Identify the lines that include the word "의정부시", then copy all of them.

* * *

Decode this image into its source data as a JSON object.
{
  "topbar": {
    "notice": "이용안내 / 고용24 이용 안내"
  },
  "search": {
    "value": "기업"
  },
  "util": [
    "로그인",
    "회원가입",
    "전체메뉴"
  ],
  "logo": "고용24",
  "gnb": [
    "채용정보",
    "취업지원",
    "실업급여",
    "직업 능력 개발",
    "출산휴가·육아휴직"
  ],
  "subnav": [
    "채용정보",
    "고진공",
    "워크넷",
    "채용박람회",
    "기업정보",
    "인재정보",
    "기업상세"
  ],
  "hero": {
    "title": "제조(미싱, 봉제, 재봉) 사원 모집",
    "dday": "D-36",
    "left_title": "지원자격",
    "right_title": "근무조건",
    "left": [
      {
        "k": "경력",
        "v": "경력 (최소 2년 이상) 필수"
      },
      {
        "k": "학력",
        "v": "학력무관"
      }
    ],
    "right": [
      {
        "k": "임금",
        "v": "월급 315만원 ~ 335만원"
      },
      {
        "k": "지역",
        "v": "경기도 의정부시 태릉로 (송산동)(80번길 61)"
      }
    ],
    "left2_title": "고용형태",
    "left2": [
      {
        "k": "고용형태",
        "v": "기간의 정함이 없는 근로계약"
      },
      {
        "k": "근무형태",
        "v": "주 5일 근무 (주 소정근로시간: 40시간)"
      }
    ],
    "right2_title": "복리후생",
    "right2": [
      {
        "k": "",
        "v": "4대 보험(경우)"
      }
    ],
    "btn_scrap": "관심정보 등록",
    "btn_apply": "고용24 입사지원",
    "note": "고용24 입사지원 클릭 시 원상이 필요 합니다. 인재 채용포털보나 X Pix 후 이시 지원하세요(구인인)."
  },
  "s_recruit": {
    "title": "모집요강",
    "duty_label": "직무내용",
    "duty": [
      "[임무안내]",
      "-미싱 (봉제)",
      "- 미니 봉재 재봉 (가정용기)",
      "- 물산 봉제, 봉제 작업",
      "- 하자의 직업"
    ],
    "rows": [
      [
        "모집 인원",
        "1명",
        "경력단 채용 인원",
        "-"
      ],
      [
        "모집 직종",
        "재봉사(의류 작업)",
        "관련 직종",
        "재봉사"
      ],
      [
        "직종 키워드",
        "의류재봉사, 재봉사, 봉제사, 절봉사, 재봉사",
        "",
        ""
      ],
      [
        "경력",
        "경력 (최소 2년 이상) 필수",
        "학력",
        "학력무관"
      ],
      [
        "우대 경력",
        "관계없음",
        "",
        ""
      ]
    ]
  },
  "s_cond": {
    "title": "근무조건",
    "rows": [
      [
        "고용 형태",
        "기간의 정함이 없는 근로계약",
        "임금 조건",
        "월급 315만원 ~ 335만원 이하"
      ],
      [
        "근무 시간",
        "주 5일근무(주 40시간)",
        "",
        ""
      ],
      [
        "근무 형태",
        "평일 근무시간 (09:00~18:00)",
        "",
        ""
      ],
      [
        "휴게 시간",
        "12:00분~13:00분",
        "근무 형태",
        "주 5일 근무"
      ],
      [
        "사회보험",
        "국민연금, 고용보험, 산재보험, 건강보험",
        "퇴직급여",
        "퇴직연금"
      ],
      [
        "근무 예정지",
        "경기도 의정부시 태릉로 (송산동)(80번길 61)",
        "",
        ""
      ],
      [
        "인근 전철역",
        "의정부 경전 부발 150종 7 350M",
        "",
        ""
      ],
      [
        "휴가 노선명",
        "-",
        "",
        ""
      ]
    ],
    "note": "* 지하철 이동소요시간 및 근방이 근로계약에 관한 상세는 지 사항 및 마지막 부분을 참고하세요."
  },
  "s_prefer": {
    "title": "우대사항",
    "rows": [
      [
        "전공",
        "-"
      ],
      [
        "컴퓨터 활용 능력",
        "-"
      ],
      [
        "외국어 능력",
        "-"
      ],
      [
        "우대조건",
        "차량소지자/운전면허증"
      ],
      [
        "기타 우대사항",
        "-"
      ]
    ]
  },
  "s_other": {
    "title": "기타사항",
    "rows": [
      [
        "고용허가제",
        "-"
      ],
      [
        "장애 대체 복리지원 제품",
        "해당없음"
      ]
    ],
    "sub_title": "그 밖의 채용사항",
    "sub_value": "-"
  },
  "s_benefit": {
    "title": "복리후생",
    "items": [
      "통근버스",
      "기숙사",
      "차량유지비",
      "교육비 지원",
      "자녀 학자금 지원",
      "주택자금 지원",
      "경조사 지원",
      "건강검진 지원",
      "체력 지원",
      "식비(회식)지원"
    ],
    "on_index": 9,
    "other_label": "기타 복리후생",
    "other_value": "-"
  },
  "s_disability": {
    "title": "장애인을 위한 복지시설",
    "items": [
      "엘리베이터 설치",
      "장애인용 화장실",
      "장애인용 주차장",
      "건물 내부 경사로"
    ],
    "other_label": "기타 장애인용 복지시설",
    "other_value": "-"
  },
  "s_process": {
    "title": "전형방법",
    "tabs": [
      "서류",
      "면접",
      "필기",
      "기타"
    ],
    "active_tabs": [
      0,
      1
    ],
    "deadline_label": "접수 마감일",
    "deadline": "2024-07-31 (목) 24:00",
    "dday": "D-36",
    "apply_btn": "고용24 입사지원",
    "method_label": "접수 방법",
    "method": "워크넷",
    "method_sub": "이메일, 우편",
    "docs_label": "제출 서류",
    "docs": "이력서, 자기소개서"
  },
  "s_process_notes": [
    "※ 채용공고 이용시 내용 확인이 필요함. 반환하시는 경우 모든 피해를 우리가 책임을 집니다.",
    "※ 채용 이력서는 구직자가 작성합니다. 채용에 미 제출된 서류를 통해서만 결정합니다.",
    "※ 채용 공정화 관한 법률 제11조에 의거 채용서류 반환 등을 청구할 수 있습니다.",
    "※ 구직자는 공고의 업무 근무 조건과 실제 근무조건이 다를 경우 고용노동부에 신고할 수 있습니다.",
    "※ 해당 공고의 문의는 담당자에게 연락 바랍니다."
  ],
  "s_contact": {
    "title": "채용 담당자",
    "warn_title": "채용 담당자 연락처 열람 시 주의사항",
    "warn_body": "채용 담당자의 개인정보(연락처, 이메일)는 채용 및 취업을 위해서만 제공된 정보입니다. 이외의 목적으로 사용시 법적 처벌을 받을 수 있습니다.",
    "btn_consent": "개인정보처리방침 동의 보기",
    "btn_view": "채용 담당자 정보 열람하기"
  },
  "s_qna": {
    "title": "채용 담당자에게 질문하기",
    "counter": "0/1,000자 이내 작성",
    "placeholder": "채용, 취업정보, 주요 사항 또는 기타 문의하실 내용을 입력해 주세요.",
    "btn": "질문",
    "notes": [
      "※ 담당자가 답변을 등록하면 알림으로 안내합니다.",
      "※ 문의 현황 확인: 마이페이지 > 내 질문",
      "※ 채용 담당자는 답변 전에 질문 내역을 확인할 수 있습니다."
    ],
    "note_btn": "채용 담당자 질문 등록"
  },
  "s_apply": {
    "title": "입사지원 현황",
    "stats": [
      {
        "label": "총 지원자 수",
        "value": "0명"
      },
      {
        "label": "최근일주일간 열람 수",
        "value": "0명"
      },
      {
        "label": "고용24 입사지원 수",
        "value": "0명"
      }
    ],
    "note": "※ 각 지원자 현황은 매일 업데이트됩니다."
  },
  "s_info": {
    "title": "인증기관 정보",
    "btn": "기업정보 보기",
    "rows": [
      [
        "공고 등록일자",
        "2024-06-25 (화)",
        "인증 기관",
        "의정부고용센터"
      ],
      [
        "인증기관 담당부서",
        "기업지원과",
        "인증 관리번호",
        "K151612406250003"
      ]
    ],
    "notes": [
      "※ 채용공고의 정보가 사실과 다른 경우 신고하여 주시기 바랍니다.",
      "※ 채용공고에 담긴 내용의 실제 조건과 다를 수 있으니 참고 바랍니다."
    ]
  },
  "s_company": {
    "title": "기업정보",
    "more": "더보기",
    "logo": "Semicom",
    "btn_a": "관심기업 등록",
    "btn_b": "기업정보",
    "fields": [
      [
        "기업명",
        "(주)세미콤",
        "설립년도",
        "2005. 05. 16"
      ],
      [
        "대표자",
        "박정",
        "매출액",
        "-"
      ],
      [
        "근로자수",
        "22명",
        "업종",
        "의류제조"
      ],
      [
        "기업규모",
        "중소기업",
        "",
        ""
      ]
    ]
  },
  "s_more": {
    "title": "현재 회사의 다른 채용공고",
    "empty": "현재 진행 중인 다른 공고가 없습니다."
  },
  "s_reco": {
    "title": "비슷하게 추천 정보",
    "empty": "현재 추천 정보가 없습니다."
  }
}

* * *

• _Task solution_
        "v": "경기도 의정부시 태릉로 (송산동)(80번길 61)"
        "경기도 의정부시 태릉로 (송산동)(80번길 61)",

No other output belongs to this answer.